» WHAT IS REQUIRED:
Identify all lines in the data containing the string "first". Copy them out.

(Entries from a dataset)
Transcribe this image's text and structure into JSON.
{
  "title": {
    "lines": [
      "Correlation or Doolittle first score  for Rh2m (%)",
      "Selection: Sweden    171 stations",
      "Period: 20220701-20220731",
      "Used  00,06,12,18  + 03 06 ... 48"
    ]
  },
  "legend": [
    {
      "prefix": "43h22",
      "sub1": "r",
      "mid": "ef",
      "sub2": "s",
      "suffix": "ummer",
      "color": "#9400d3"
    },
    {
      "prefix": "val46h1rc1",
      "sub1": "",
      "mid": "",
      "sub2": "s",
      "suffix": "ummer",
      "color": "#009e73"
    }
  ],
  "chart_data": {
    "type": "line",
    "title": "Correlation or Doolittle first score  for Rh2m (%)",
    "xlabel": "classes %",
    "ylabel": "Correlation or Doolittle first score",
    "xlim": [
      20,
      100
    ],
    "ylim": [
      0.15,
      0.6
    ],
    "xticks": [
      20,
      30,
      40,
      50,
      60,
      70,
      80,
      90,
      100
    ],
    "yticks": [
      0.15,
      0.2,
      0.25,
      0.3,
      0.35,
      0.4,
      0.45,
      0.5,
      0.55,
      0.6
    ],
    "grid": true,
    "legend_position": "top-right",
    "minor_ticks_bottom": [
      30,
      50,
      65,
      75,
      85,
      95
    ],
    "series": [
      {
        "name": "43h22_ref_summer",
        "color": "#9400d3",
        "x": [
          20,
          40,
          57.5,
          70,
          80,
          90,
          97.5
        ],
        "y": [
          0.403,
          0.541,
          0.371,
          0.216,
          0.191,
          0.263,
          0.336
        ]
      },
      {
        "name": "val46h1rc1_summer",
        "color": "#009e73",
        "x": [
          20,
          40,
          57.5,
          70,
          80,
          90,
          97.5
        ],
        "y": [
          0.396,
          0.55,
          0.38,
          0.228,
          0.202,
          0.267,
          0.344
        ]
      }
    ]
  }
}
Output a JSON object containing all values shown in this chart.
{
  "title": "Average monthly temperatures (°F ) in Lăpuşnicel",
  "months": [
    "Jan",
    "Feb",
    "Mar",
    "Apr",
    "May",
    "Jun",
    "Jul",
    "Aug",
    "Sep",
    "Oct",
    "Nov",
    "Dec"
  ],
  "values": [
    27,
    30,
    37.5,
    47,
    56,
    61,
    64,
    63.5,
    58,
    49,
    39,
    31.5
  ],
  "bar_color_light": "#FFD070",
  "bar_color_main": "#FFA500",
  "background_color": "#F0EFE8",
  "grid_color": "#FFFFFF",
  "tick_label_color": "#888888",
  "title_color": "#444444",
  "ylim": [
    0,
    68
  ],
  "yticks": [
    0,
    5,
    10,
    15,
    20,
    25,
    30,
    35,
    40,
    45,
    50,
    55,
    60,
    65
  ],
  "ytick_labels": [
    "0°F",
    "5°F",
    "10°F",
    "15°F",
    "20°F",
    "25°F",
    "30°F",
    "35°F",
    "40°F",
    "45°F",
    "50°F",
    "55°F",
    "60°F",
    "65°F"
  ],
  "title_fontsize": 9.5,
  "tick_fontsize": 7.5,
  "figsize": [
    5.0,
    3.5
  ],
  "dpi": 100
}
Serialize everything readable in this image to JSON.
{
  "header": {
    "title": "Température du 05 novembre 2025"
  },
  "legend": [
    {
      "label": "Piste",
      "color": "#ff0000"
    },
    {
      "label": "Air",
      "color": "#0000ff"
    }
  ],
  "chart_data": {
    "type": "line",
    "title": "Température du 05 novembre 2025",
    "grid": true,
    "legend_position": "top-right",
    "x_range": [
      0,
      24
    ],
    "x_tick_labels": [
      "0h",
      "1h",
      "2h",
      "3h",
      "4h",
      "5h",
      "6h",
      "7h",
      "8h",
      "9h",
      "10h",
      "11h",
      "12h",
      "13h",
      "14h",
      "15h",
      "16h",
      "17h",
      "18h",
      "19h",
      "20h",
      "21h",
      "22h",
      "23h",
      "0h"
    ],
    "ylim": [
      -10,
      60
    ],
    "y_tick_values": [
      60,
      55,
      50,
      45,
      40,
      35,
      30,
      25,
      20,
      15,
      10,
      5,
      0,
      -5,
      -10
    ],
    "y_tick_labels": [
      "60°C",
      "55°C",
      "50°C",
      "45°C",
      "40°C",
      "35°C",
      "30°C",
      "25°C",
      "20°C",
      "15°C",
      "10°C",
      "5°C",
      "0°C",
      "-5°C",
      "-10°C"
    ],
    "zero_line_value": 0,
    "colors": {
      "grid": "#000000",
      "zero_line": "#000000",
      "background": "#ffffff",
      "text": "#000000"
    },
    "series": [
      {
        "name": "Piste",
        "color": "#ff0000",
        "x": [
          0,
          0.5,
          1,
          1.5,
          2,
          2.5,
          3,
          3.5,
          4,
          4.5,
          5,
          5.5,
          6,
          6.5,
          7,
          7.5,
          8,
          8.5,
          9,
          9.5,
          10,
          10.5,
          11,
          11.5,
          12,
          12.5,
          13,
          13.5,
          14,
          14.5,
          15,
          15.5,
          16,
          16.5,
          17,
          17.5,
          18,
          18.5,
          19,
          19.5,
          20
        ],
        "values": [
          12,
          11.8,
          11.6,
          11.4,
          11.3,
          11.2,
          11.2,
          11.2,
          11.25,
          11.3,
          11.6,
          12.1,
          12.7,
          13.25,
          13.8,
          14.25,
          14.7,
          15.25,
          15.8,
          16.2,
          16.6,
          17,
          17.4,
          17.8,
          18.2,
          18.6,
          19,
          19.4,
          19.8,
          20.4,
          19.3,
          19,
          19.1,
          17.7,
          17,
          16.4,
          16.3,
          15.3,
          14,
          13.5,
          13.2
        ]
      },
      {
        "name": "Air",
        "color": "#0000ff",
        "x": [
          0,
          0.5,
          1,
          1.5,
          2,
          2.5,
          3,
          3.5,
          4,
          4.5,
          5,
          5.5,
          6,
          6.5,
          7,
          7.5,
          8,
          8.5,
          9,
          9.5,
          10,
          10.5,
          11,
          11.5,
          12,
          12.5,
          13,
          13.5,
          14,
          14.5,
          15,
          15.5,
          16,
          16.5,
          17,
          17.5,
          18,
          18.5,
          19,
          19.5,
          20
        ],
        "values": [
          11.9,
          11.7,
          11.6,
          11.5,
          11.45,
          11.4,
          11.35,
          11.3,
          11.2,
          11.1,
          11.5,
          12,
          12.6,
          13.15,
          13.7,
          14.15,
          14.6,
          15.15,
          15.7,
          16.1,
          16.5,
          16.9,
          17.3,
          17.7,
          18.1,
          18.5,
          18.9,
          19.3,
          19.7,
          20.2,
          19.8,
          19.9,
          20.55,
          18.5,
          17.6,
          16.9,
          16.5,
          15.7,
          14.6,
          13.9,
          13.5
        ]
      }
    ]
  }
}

» CORRECT ANSWER:
      "Correlation or Doolittle first score  for Rh2m (%)",
    "title": "Correlation or Doolittle first score  for Rh2m (%)",
    "ylabel": "Correlation or Doolittle first score",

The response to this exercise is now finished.